**Objective**
Will you transcribe the entries that follow, exactly and in full?

....

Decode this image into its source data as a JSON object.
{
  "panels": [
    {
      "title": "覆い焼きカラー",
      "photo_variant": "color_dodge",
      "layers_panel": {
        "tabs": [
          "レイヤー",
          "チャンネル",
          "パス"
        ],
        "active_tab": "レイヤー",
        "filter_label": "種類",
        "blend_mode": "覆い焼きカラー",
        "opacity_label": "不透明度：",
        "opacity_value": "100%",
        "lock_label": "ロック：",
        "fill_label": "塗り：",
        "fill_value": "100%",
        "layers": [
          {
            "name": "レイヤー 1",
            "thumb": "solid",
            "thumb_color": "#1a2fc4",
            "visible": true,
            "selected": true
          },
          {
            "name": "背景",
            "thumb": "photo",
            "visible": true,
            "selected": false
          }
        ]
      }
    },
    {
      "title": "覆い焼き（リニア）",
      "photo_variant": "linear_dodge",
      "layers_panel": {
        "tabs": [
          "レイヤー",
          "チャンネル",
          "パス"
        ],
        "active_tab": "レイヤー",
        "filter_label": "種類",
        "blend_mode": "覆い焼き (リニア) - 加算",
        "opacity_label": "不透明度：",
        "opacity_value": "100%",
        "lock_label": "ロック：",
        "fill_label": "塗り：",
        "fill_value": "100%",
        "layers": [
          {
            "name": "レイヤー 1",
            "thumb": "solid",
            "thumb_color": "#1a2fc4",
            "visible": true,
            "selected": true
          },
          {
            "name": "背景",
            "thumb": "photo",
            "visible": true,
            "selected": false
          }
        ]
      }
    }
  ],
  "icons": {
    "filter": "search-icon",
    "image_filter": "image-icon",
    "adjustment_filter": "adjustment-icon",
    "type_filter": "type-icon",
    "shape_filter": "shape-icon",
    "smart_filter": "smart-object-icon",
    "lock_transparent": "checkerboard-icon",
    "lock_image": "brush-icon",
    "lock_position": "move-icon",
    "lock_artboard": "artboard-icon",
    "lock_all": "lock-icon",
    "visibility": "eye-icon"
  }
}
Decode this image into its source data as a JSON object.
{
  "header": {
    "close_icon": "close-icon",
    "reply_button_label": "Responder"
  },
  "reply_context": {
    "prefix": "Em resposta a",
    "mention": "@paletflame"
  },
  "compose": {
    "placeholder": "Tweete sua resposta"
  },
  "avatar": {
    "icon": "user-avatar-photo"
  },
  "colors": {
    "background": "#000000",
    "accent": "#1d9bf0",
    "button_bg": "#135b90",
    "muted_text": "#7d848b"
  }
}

....

**Response**
Decode this image into its source data as a JSON object.
{
  "panels": [
    {
      "title": "覆い焼きカラー",
      "photo_variant": "color_dodge",
      "layers_panel": {
        "tabs": [
          "レイヤー",
          "チャンネル",
          "パス"
        ],
        "active_tab": "レイヤー",
        "filter_label": "種類",
        "blend_mode": "覆い焼きカラー",
        "opacity_label": "不透明度：",
        "opacity_value": "100%",
        "lock_label": "ロック：",
        "fill_label": "塗り：",
        "fill_value": "100%",
        "layers": [
          {
            "name": "レイヤー 1",
            "thumb": "solid",
            "thumb_color": "#1a2fc4",
            "visible": true,
            "selected": true
          },
          {
            "name": "背景",
            "thumb": "photo",
            "visible": true,
            "selected": false
          }
        ]
      }
    },
    {
      "title": "覆い焼き（リニア）",
      "photo_variant": "linear_dodge",
      "layers_panel": {
        "tabs": [
          "レイヤー",
          "チャンネル",
          "パス"
        ],
        "active_tab": "レイヤー",
        "filter_label": "種類",
        "blend_mode": "覆い焼き (リニア) - 加算",
        "opacity_label": "不透明度：",
        "opacity_value": "100%",
        "lock_label": "ロック：",
        "fill_label": "塗り：",
        "fill_value": "100%",
        "layers": [
          {
            "name": "レイヤー 1",
            "thumb": "solid",
            "thumb_color": "#1a2fc4",
            "visible": true,
            "selected": true
          },
          {
            "name": "背景",
            "thumb": "photo",
            "visible": true,
            "selected": false
          }
        ]
      }
    }
  ],
  "icons": {
    "filter": "search-icon",
    "image_filter": "image-icon",
    "adjustment_filter": "adjustment-icon",
    "type_filter": "type-icon",
    "shape_filter": "shape-icon",
    "smart_filter": "smart-object-icon",
    "lock_transparent": "checkerboard-icon",
    "lock_image": "brush-icon",
    "lock_position": "move-icon",
    "lock_artboard": "artboard-icon",
    "lock_all": "lock-icon",
    "visibility": "eye-icon"
  }
}
Decode this image into its source data as a JSON object.
{
  "header": {
    "close_icon": "close-icon",
    "reply_button_label": "Responder"
  },
  "reply_context": {
    "prefix": "Em resposta a",
    "mention": "@paletflame"
  },
  "compose": {
    "placeholder": "Tweete sua resposta"
  },
  "avatar": {
    "icon": "user-avatar-photo"
  },
  "colors": {
    "background": "#000000",
    "accent": "#1d9bf0",
    "button_bg": "#135b90",
    "muted_text": "#7d848b"
  }
}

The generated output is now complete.